***** Available records *****
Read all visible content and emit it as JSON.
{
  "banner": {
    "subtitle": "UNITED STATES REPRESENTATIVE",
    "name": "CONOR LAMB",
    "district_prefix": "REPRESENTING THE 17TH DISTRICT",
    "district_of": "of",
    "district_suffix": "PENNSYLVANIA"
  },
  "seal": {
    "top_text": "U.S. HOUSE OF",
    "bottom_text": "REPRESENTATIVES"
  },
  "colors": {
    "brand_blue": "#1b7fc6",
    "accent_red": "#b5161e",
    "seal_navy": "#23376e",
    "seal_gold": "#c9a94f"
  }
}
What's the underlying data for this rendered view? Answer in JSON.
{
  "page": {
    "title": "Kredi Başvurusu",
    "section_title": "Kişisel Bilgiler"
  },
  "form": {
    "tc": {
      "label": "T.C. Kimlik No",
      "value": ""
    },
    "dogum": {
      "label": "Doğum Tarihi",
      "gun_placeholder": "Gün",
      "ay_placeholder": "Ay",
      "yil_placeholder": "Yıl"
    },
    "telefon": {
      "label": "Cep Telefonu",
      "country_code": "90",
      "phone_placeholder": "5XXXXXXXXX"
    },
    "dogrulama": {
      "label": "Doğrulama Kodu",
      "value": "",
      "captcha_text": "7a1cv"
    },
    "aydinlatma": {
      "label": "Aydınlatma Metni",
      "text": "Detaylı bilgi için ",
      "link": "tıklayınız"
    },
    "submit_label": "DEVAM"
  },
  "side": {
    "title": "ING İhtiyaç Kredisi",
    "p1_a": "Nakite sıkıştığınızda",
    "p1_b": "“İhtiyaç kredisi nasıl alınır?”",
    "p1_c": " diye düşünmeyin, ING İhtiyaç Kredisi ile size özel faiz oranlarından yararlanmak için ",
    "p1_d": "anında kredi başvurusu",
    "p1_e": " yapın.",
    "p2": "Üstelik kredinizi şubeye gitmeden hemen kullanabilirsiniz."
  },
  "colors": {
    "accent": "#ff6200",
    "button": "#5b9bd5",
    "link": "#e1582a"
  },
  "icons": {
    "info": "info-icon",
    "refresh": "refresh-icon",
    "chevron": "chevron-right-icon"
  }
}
*****
Set problem: Go through the entries above and pull out each line with "İhtiyaç" in it.

Response for this exercise:
    "title": "ING İhtiyaç Kredisi",
    "p1_b": "“İhtiyaç kredisi nasıl alınır?”",
    "p1_c": " diye düşünmeyin, ING İhtiyaç Kredisi ile size özel faiz oranlarından yararlanmak için ",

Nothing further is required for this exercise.